MATERIAL FOR THE TASK:

- - -

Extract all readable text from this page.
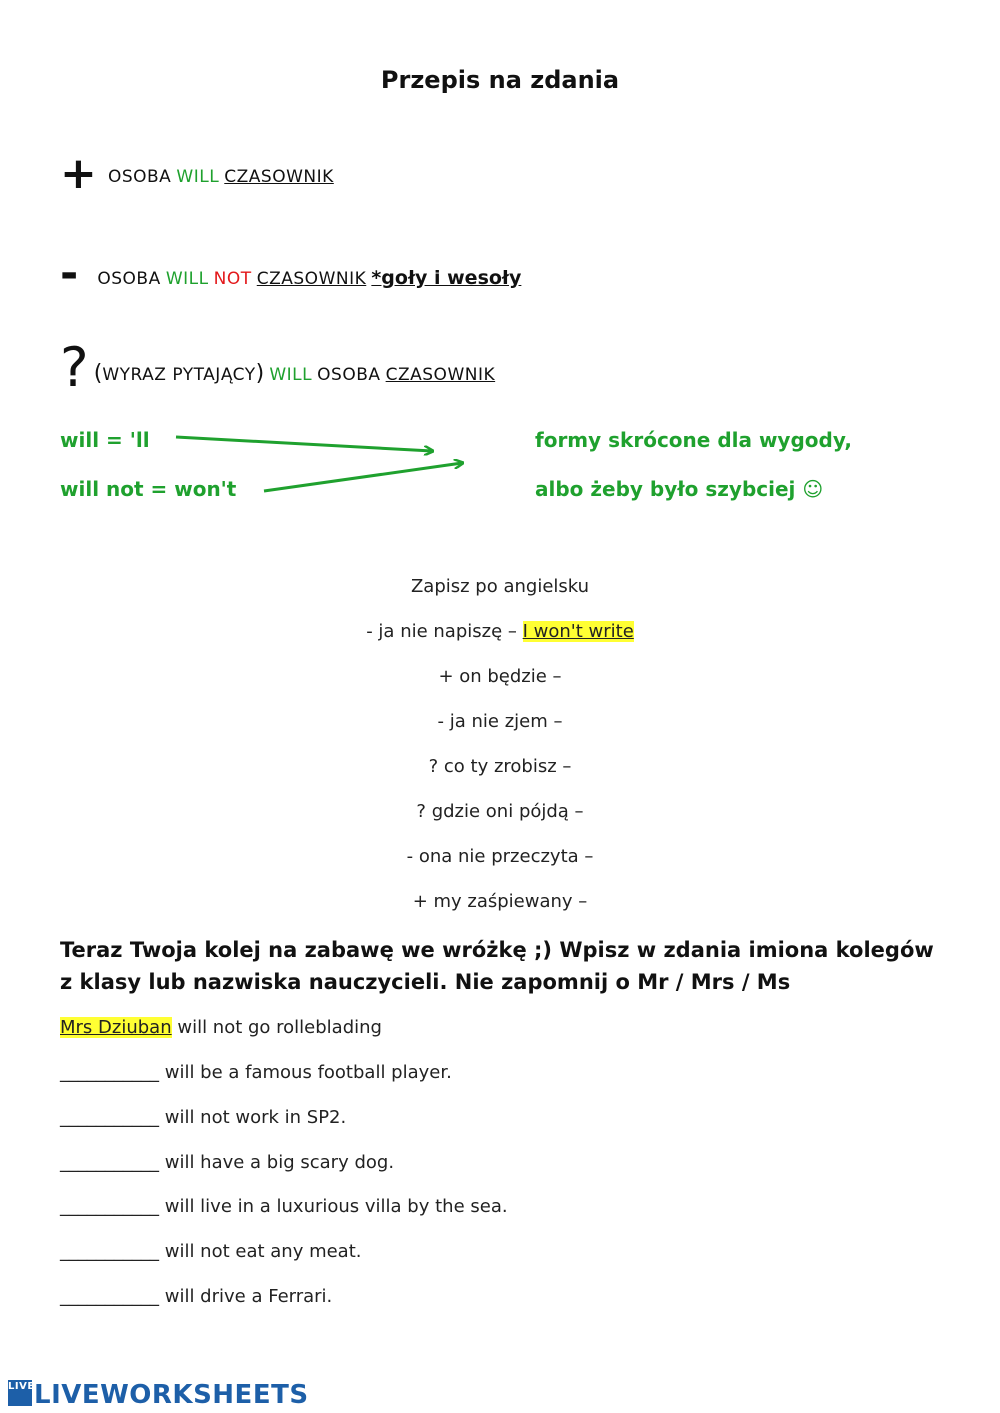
Przepis na zdania
+ OSOBA WILL CZASOWNIK
- OSOBA WILL NOT CZASOWNIK *goły i wesoły
? (WYRAZ PYTAJĄCY) WILL OSOBA CZASOWNIK
will = 'll
will not = won't
formy skrócone dla wygody,
albo żeby było szybciej ☺
Zapisz po angielsku
- ja nie napiszę – I won't write
+ on będzie –
- ja nie zjem –
? co ty zrobisz –
? gdzie oni pójdą –
- ona nie przeczyta –
+ my zaśpiewany –
Teraz Twoja kolej na zabawę we wróżkę ;) Wpisz w zdania imiona kolegów z klasy lub nazwiska nauczycieli. Nie zapomnij o Mr / Mrs / Ms
Mrs Dziuban will not go rollеblading
___________ will be a famous football player.
___________ will not work in SP2.
___________ will have a big scary dog.
___________ will live in a luxurious villa by the sea.
___________ will not eat any meat.
___________ will drive a Ferrari.
LIVELIVEWORKSHEETS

- - -

All of the lines above should be retyped precisely, apart from the pictures.

Extract all readable text from this page.
Przepis na zdania
+ OSOBA WILL CZASOWNIK
- OSOBA WILL NOT CZASOWNIK *goły i wesoły
? (WYRAZ PYTAJĄCY) WILL OSOBA CZASOWNIK
will = 'll
will not = won't
formy skrócone dla wygody,
albo żeby było szybciej ☺
Zapisz po angielsku
- ja nie napiszę – I won't write
+ on będzie –
- ja nie zjem –
? co ty zrobisz –
? gdzie oni pójdą –
- ona nie przeczyta –
+ my zaśpiewany –
Teraz Twoja kolej na zabawę we wróżkę ;) Wpisz w zdania imiona kolegów z klasy lub nazwiska nauczycieli. Nie zapomnij o Mr / Mrs / Ms
Mrs Dziuban will not go rollеblading
___________ will be a famous football player.
___________ will not work in SP2.
___________ will have a big scary dog.
___________ will live in a luxurious villa by the sea.
___________ will not eat any meat.
___________ will drive a Ferrari.
LIVELIVEWORKSHEETS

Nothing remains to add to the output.